The records below must be retyped exactly.

(Records from a data source)
^^^^

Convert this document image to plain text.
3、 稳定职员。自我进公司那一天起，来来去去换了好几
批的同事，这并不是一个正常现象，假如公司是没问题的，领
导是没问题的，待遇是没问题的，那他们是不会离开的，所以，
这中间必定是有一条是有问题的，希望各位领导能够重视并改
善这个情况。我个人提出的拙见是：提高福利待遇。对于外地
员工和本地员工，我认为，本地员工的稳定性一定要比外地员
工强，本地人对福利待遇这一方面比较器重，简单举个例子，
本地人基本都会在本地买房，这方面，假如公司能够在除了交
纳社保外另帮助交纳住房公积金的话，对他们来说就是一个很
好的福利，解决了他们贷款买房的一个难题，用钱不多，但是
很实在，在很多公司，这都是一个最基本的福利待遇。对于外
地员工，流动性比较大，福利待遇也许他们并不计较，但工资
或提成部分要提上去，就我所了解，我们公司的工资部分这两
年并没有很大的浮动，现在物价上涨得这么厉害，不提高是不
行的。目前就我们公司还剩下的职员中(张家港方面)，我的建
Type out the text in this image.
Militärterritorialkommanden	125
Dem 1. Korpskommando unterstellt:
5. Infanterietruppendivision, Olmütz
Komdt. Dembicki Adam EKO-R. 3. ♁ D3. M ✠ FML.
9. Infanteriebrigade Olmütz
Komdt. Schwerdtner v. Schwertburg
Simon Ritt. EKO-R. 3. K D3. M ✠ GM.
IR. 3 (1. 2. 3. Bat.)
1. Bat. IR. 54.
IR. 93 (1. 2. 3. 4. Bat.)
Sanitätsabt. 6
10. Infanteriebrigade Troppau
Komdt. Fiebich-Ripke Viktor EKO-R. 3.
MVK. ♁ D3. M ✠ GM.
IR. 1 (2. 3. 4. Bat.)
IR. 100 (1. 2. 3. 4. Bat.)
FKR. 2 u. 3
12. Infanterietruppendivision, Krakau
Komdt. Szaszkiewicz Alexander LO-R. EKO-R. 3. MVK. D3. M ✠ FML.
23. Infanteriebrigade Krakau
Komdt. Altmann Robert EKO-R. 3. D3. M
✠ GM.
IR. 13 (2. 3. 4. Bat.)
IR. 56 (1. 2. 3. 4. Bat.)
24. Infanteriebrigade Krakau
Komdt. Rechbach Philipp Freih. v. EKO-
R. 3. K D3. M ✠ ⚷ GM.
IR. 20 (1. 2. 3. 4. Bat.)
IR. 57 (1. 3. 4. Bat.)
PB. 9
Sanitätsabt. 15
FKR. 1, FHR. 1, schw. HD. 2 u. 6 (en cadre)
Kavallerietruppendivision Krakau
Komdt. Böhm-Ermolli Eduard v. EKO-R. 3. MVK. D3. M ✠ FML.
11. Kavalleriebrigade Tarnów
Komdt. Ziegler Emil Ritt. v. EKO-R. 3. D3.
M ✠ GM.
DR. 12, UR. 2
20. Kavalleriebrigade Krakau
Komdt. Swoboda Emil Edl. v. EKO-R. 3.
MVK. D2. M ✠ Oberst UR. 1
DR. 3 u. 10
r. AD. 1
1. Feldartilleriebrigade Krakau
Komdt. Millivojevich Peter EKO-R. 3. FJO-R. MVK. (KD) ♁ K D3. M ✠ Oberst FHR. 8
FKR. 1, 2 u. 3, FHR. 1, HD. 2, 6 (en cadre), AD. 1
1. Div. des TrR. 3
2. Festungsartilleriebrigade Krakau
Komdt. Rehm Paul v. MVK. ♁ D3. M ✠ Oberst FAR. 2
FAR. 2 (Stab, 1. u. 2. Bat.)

^^^^

■ Task response ■
Convert this document image to plain text.
3、 稳定职员。自我进公司那一天起，来来去去换了好几
批的同事，这并不是一个正常现象，假如公司是没问题的，领
导是没问题的，待遇是没问题的，那他们是不会离开的，所以，
这中间必定是有一条是有问题的，希望各位领导能够重视并改
善这个情况。我个人提出的拙见是：提高福利待遇。对于外地
员工和本地员工，我认为，本地员工的稳定性一定要比外地员
工强，本地人对福利待遇这一方面比较器重，简单举个例子，
本地人基本都会在本地买房，这方面，假如公司能够在除了交
纳社保外另帮助交纳住房公积金的话，对他们来说就是一个很
好的福利，解决了他们贷款买房的一个难题，用钱不多，但是
很实在，在很多公司，这都是一个最基本的福利待遇。对于外
地员工，流动性比较大，福利待遇也许他们并不计较，但工资
或提成部分要提上去，就我所了解，我们公司的工资部分这两
年并没有很大的浮动，现在物价上涨得这么厉害，不提高是不
行的。目前就我们公司还剩下的职员中(张家港方面)，我的建
Type out the text in this image.
Militärterritorialkommanden	125
Dem 1. Korpskommando unterstellt:
5. Infanterietruppendivision, Olmütz
Komdt. Dembicki Adam EKO-R. 3. ♁ D3. M ✠ FML.
9. Infanteriebrigade Olmütz
Komdt. Schwerdtner v. Schwertburg
Simon Ritt. EKO-R. 3. K D3. M ✠ GM.
IR. 3 (1. 2. 3. Bat.)
1. Bat. IR. 54.
IR. 93 (1. 2. 3. 4. Bat.)
Sanitätsabt. 6
10. Infanteriebrigade Troppau
Komdt. Fiebich-Ripke Viktor EKO-R. 3.
MVK. ♁ D3. M ✠ GM.
IR. 1 (2. 3. 4. Bat.)
IR. 100 (1. 2. 3. 4. Bat.)
FKR. 2 u. 3
12. Infanterietruppendivision, Krakau
Komdt. Szaszkiewicz Alexander LO-R. EKO-R. 3. MVK. D3. M ✠ FML.
23. Infanteriebrigade Krakau
Komdt. Altmann Robert EKO-R. 3. D3. M
✠ GM.
IR. 13 (2. 3. 4. Bat.)
IR. 56 (1. 2. 3. 4. Bat.)
24. Infanteriebrigade Krakau
Komdt. Rechbach Philipp Freih. v. EKO-
R. 3. K D3. M ✠ ⚷ GM.
IR. 20 (1. 2. 3. 4. Bat.)
IR. 57 (1. 3. 4. Bat.)
PB. 9
Sanitätsabt. 15
FKR. 1, FHR. 1, schw. HD. 2 u. 6 (en cadre)
Kavallerietruppendivision Krakau
Komdt. Böhm-Ermolli Eduard v. EKO-R. 3. MVK. D3. M ✠ FML.
11. Kavalleriebrigade Tarnów
Komdt. Ziegler Emil Ritt. v. EKO-R. 3. D3.
M ✠ GM.
DR. 12, UR. 2
20. Kavalleriebrigade Krakau
Komdt. Swoboda Emil Edl. v. EKO-R. 3.
MVK. D2. M ✠ Oberst UR. 1
DR. 3 u. 10
r. AD. 1
1. Feldartilleriebrigade Krakau
Komdt. Millivojevich Peter EKO-R. 3. FJO-R. MVK. (KD) ♁ K D3. M ✠ Oberst FHR. 8
FKR. 1, 2 u. 3, FHR. 1, HD. 2, 6 (en cadre), AD. 1
1. Div. des TrR. 3
2. Festungsartilleriebrigade Krakau
Komdt. Rehm Paul v. MVK. ♁ D3. M ✠ Oberst FAR. 2
FAR. 2 (Stab, 1. u. 2. Bat.)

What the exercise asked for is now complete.